■ OBJETIVOS
[a] Liste as cidades que a crítica de Ferrugem e Osso cita como sedes do Festival Varilux de Cinema Francês.
[b] Prossiga a crítica de Ferrugem e Osso a partir da última frase apresentada.

■ TEXTO DE ORIGEM
###

Crítica: Ferrugem e Osso, de Jacques Audiard

Matthias Schoenaerts

rust-bone-carry

AMOR EM TEMPOS DE CRISE
Ferrugem e Osso foge do tom meloso para mostrar relacionamento de duas pessoas massacradas pela vida

Ferrugem e Osso foi o grande hit de 2012 dentro do cinema que promete redenção através de uma história de superação. Depois de “chocar” alguns críticos no festival de Cannes de 2012, o longa rendeu várias indicações de melhor atriz para Marion Cotillard (menos no Oscar, onde foi esnobada). A história mostra a imprevisível relação entre uma domadora de orcas que perde as pernas e um ex-boxeador sem emprego. O filme foi um dos destaques do Festival Varilux de Cinema Francês, que acontece em 45 cidades do país, incluindo Recife, Rio e São Paulo.

Leia Mais
Veja a programação completa
Veja a programação dos cinemas

Com exceção de alguns poucos momentos, o drama é filmado de forma fria e distante pelo direto Jacques Audiard, que coloca a audiência em situações desconcertantes, sem mascarar a dor da personagem de Cotillard. A narrativa chega a ser fria ao expor todo o sofrimento de alguém que perdeu as duas pernas, sua adaptação, as dificuldades de andar, os closes nos membros amputados. O trabalho de câmera preza pelo minimalismo e detalhe – será impossível resistir a olhar. Talvez desse modo, Audiard queira criar uma distância entre seu olhar e o espectador. Como se dessa forma seca e aparentemente insensível, ele tentasse fugir da acusação de ter sido meloso ou apelativo.

Rust_&_Bone_slaider

Mas Ferrugem e Osso não é um filme sobre a mulher que perde as duas pernas. Depois de certo tempo, realizamos que se trata da história de Ali (Matthias Schoenaerts), um ex-boxeador que perdeu tudo e que agora precisa se virar como pode. Desempregado e com um filho pequeno para criar, ele vai morar com a irmã, uma humilde caixa de supermercado. Em busca de dinheiro – mas também de alguma autoestima – ele passa a participar de lutas clandestinas. É um longa que tem a crise econômica como pano de fundo– o amor nos tempos de crise, seria uma sinopse mais justa. De algum modo, o roteiro nos impele a pensar que decisões erradas também são causadas pela luta injusta contra a pobreza.

###

■ DADOS FORNECIDOS
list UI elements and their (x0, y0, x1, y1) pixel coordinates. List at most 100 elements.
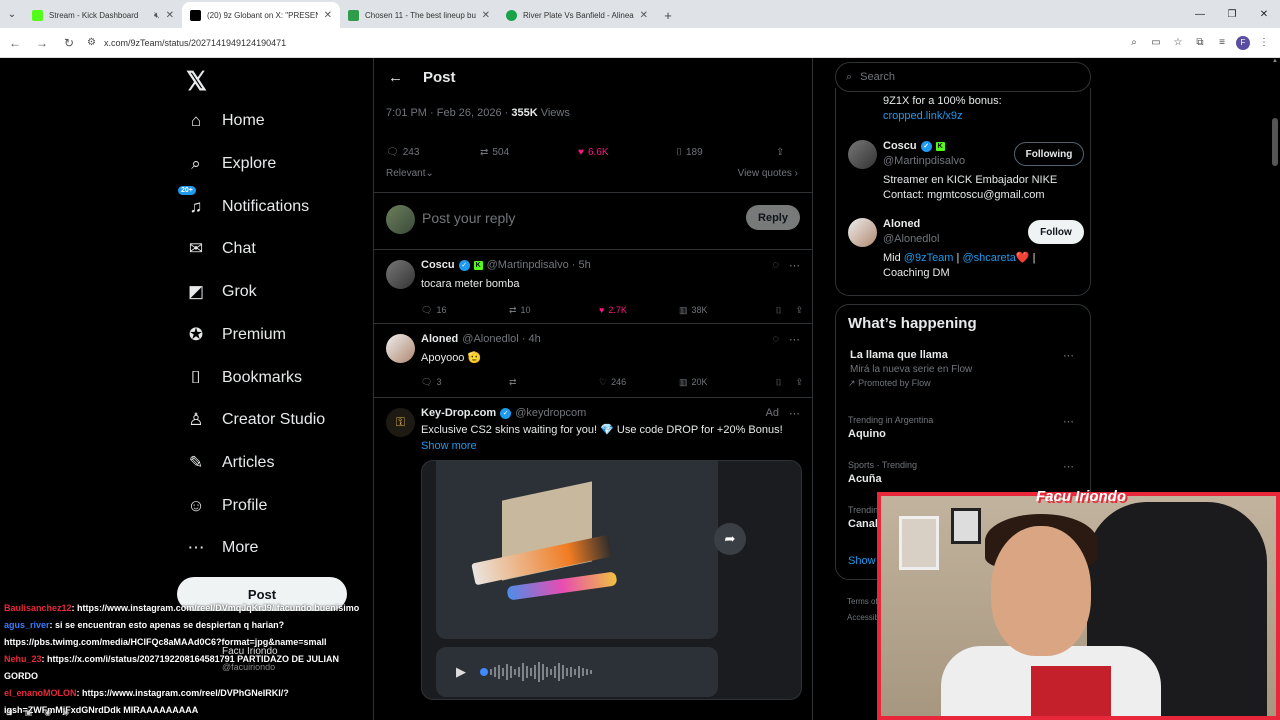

###

■ RESPOSTAS
[a] Recife, Rio e São Paulo.

[b]
ferrugem

O encontro de Ali com a domadora Stephanie é bastante improvável. Ele a conhece em uma boate onde trabalhava como segurança. Ela entra em contato depois da cirurgia que amputou suas pernas. O relacionamento dos dois vai se desenvolvendo bem lentamente, mas ficamos conhecendo pouco sobre o que ambos sentem realmente um pelo outro. Na distância imposta pelo diretor, conhecemos apenas a superfície dessa relação, e observamos tudo de longe. O trabalho dos dois atores impressiona pela nuance de detalhes – uma vez que eles não podem revelar muito por causa do roteiro. É um trabalho de corpos, de expressões, muito mais do que falatório ou mesmo da narrativa.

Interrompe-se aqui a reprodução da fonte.